* Try it *
Search each line of the data for the word "mRNA"; copy every line where it is found.

Provided information Block Start

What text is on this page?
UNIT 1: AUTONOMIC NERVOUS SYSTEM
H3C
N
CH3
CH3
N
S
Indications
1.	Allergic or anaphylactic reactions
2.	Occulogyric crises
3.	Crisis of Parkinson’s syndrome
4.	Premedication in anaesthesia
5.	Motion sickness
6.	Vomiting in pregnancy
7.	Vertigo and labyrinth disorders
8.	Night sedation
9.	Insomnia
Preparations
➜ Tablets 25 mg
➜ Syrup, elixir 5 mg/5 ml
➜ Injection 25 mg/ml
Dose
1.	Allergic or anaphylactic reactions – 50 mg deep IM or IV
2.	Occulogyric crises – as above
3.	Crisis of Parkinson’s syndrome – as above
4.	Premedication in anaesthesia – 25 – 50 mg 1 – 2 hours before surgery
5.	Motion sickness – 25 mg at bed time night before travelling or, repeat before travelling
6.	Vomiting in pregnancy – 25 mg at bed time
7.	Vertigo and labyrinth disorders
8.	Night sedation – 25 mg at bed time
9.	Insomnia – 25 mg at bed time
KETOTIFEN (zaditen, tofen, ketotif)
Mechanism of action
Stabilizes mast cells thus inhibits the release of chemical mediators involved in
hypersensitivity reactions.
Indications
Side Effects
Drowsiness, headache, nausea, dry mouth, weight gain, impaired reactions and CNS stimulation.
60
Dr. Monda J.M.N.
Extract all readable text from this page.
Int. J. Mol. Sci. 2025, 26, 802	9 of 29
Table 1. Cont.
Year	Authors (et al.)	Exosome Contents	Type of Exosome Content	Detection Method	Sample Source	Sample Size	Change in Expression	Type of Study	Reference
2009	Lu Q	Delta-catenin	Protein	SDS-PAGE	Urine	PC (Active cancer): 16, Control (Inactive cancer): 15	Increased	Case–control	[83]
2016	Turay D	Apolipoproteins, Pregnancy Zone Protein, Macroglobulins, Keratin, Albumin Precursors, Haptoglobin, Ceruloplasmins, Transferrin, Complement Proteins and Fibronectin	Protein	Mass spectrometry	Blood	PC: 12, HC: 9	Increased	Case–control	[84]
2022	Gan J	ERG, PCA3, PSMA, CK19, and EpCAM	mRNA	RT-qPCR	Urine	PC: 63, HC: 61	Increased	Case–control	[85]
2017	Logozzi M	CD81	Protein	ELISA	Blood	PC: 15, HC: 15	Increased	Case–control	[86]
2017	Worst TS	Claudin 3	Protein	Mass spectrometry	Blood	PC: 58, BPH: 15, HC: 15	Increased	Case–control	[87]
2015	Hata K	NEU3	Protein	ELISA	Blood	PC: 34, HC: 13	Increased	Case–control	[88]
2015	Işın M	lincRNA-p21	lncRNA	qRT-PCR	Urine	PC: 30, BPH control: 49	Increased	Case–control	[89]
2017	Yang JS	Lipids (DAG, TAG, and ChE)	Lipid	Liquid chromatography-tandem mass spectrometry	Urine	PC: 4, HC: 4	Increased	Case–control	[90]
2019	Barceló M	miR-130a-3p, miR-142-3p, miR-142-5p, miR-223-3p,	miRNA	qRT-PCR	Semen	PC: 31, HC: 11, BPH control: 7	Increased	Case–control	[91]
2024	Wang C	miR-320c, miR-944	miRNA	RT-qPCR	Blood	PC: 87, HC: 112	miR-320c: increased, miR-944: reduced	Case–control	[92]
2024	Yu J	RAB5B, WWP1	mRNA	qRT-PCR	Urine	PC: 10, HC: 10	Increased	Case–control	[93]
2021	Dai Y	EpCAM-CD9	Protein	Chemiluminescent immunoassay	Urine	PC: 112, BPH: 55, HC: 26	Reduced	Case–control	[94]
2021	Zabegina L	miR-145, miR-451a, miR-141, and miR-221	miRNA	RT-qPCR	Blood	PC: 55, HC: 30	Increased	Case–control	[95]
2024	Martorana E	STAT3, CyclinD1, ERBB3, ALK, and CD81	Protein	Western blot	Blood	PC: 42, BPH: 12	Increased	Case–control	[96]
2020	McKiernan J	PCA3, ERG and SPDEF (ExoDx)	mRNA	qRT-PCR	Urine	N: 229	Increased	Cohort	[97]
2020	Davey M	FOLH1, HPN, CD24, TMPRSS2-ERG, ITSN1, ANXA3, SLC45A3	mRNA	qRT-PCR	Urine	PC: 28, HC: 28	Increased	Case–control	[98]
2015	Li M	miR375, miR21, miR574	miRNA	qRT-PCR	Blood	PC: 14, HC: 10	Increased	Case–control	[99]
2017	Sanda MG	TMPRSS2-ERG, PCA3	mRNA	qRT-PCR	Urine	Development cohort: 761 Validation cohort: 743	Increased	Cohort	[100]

Provided information Block End

* Solution for this exercise *
2022	Gan J	ERG, PCA3, PSMA, CK19, and EpCAM	mRNA	RT-qPCR	Urine	PC: 63, HC: 61	Increased	Case–control	[85]
2024	Yu J	RAB5B, WWP1	mRNA	qRT-PCR	Urine	PC: 10, HC: 10	Increased	Case–control	[93]
2020	McKiernan J	PCA3, ERG and SPDEF (ExoDx)	mRNA	qRT-PCR	Urine	N: 229	Increased	Cohort	[97]
2020	Davey M	FOLH1, HPN, CD24, TMPRSS2-ERG, ITSN1, ANXA3, SLC45A3	mRNA	qRT-PCR	Urine	PC: 28, HC: 28	Increased	Case–control	[98]
2017	Sanda MG	TMPRSS2-ERG, PCA3	mRNA	qRT-PCR	Urine	Development cohort: 761 Validation cohort: 743	Increased	Cohort	[100]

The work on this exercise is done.